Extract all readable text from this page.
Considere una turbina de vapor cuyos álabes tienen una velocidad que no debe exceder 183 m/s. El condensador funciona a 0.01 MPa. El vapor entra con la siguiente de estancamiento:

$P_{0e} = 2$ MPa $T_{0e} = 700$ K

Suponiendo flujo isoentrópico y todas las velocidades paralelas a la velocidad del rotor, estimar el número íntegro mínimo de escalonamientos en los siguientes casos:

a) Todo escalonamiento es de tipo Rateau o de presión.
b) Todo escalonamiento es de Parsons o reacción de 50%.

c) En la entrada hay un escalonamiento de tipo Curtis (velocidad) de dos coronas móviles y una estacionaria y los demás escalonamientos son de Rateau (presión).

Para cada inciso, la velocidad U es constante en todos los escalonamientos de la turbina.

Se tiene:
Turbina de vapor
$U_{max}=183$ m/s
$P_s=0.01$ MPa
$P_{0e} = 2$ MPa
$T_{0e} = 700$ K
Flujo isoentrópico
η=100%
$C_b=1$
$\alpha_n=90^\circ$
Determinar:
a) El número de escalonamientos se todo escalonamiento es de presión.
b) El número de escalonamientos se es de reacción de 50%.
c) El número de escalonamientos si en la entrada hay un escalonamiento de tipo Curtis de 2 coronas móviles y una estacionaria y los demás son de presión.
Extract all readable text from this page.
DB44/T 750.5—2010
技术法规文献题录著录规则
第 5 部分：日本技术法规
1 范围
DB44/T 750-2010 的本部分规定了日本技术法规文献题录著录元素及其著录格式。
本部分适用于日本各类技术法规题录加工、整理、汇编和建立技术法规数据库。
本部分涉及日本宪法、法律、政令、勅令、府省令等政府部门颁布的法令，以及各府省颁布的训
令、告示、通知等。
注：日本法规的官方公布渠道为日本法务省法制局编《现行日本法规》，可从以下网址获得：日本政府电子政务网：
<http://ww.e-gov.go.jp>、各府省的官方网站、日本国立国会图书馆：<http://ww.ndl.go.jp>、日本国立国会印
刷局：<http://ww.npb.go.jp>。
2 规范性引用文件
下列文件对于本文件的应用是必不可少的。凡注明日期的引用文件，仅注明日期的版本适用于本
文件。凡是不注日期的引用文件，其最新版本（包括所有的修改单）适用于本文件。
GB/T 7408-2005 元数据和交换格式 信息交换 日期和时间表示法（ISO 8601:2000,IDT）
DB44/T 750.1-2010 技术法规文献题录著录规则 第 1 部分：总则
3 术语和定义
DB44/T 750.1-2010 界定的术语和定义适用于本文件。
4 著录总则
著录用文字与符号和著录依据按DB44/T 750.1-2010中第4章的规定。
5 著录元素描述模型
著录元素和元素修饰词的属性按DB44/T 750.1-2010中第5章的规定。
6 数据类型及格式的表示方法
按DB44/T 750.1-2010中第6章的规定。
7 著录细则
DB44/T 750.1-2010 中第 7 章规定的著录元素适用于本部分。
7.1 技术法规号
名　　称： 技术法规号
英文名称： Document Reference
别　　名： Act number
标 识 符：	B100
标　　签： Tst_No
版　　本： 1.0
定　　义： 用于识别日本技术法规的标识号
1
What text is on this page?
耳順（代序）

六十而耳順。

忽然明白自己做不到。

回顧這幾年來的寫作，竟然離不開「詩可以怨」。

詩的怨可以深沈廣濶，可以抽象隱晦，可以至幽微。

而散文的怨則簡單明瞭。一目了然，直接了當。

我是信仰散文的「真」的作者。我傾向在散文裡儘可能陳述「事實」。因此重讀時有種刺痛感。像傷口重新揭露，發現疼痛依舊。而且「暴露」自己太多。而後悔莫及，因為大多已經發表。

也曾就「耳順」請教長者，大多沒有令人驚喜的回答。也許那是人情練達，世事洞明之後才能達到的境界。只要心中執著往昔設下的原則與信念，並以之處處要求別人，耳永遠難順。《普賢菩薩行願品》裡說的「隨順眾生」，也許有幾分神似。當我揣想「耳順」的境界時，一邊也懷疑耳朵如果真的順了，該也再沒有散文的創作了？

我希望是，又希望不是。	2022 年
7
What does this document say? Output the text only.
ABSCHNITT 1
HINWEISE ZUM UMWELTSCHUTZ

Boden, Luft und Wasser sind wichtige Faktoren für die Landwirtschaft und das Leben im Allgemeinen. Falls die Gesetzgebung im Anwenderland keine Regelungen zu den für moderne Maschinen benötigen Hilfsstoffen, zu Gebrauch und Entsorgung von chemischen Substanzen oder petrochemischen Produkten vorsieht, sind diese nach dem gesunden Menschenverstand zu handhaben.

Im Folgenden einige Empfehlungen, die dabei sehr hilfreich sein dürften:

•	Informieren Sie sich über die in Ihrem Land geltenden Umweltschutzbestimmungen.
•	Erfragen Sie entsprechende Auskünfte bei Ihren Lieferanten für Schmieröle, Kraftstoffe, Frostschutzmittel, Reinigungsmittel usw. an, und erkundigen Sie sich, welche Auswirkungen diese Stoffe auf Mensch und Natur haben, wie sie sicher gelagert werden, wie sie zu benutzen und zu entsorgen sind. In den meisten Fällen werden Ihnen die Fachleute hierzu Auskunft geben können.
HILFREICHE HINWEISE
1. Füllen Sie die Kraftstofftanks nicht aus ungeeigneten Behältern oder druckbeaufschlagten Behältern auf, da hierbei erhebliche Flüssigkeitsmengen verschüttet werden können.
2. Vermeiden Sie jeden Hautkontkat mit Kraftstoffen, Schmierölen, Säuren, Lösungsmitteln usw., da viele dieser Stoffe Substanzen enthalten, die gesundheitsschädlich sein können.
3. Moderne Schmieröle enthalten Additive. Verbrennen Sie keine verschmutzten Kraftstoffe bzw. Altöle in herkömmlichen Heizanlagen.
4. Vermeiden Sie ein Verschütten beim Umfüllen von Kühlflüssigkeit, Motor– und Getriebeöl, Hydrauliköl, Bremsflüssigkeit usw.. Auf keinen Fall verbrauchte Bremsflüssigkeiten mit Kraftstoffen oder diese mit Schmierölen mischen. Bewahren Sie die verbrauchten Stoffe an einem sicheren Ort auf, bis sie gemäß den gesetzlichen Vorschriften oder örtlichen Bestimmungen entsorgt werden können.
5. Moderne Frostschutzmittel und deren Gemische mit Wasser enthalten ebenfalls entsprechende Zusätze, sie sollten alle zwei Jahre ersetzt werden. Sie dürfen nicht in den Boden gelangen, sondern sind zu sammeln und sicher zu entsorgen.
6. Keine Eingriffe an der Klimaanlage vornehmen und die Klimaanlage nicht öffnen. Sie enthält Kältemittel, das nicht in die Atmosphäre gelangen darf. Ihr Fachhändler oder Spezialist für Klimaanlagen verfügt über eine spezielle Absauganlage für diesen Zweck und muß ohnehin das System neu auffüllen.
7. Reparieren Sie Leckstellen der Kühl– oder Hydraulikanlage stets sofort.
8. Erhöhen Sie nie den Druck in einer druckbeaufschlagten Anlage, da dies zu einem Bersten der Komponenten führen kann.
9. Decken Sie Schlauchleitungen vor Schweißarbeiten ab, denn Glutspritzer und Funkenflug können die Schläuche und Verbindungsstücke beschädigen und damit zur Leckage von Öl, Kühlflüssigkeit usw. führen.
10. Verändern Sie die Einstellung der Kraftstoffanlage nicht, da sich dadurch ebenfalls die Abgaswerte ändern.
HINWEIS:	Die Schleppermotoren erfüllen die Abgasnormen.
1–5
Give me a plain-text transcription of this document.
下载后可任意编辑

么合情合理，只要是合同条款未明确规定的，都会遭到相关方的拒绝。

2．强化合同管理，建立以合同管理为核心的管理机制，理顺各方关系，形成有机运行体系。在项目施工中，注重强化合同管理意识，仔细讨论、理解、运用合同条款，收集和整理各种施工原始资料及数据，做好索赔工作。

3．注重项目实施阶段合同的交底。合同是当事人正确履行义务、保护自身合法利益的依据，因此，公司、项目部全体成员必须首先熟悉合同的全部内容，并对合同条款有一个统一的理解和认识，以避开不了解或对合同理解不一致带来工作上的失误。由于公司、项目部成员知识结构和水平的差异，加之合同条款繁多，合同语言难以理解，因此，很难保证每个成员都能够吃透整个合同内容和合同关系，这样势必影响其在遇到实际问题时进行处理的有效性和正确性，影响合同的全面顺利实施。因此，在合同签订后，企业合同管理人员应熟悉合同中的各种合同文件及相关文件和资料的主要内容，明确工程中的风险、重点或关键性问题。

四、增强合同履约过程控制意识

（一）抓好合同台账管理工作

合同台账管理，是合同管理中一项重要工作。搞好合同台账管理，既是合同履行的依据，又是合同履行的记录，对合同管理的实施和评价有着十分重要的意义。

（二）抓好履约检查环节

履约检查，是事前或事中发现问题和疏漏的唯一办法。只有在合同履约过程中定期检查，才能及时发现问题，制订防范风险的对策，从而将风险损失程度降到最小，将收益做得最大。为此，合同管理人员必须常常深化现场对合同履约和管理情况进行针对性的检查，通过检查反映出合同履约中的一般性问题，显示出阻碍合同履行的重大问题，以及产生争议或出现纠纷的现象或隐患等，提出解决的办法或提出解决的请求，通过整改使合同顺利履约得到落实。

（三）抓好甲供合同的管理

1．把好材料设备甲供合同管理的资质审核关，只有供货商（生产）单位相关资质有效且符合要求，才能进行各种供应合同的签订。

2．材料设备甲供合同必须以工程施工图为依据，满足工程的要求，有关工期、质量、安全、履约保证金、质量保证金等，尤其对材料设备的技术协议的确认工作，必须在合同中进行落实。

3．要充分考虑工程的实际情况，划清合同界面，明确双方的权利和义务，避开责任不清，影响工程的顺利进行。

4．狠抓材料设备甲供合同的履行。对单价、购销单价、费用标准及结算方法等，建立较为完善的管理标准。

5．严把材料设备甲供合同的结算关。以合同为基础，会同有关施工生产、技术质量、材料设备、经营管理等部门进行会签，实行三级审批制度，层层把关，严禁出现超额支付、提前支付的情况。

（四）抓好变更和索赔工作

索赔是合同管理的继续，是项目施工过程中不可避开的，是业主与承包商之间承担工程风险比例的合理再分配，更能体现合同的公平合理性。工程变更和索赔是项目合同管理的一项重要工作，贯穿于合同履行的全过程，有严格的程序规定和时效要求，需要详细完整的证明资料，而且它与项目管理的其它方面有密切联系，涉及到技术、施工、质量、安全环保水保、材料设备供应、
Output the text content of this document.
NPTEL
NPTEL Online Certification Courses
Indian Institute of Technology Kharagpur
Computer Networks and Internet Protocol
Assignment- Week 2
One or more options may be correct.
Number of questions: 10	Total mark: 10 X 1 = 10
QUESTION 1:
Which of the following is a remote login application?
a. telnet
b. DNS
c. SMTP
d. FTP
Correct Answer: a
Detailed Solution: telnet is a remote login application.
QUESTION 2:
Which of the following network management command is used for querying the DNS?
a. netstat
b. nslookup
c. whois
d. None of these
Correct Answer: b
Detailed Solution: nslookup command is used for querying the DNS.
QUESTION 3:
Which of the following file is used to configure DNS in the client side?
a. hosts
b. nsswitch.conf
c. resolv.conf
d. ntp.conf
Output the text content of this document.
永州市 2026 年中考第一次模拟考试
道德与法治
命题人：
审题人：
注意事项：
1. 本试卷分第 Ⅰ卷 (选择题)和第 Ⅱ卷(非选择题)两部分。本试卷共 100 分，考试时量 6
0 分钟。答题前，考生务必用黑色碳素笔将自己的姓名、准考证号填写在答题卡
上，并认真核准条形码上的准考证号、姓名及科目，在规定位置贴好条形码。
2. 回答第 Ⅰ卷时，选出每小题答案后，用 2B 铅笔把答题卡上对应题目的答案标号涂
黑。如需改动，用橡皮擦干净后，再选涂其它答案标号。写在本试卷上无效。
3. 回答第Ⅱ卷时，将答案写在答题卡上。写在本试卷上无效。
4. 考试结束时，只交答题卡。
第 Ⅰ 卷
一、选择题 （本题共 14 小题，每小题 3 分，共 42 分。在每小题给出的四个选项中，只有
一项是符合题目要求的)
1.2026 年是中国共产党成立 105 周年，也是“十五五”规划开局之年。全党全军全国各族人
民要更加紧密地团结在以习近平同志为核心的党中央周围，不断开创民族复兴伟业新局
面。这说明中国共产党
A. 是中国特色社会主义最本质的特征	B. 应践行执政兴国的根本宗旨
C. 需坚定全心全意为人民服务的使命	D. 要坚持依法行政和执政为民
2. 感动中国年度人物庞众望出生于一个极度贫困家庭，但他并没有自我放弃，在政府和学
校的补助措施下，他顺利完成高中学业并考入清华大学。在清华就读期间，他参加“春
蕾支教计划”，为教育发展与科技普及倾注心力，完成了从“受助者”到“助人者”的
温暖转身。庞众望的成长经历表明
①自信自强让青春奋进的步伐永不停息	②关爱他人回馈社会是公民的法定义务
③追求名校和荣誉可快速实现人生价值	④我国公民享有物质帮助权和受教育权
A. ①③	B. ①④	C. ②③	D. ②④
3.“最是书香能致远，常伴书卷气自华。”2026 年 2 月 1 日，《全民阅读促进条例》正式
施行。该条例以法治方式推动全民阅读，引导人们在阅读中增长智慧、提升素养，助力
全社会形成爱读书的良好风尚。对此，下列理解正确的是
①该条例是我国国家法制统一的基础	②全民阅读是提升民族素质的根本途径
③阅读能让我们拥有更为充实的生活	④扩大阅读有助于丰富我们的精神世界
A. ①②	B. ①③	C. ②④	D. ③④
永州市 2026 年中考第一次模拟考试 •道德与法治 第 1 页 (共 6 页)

■ WHAT YOU WILL DO ■
Each line of the material above either contains the word "Solution" or does not; state how many do, and nothing else.

■ ANSWER FOR THIS EXERCISE ■
2